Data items
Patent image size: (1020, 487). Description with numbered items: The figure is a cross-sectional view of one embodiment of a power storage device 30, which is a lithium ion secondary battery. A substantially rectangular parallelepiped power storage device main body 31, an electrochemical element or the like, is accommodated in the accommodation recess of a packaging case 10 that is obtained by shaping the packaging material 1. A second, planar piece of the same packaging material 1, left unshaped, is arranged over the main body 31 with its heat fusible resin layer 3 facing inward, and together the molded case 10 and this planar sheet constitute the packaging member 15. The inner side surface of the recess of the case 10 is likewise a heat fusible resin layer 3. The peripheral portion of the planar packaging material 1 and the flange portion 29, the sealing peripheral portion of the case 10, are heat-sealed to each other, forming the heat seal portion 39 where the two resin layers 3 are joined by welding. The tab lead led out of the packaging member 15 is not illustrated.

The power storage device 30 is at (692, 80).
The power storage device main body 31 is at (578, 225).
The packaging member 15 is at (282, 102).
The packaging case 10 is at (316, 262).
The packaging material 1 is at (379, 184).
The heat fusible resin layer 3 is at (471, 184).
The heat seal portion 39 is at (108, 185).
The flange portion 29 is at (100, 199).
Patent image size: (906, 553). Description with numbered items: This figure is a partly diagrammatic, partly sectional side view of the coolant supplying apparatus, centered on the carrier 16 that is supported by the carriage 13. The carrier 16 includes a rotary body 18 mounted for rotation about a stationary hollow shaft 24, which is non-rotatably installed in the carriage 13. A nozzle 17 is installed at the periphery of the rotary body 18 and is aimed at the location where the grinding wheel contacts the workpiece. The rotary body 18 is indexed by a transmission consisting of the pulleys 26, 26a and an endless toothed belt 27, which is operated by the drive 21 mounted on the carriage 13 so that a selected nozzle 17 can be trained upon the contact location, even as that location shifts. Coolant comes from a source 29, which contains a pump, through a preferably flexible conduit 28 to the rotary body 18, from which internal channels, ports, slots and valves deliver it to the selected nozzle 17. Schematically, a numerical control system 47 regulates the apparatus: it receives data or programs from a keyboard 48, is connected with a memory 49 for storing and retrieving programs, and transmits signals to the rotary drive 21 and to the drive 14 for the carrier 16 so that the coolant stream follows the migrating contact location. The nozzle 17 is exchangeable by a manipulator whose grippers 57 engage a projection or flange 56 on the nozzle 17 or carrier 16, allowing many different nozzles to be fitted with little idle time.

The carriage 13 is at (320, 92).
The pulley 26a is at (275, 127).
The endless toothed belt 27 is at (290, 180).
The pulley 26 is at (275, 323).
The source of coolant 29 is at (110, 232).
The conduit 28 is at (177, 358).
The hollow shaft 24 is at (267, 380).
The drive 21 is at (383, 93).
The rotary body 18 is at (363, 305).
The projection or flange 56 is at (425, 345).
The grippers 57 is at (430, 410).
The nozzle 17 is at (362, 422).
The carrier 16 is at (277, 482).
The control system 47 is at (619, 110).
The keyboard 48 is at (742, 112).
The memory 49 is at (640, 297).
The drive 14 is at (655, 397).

AIM OF THE TASK:
Report each line in the entries above that contains the word "storage". Case counts.

TASK RESPONSE:
Patent image size: (1020, 487). Description with numbered items: The figure is a cross-sectional view of one embodiment of a power storage device 30, which is a lithium ion secondary battery. A substantially rectangular parallelepiped power storage device main body 31, an electrochemical element or the like, is accommodated in the accommodation recess of a packaging case 10 that is obtained by shaping the packaging material 1. A second, planar piece of the same packaging material 1, left unshaped, is arranged over the main body 31 with its heat fusible resin layer 3 facing inward, and together the molded case 10 and this planar sheet constitute the packaging member 15. The inner side surface of the recess of the case 10 is likewise a heat fusible resin layer 3. The peripheral portion of the planar packaging material 1 and the flange portion 29, the sealing peripheral portion of the case 10, are heat-sealed to each other, forming the heat seal portion 39 where the two resin layers 3 are joined by welding. The tab lead led out of the packaging member 15 is not illustrated.
The power storage device 30 is at (692, 80).
The power storage device main body 31 is at (578, 225).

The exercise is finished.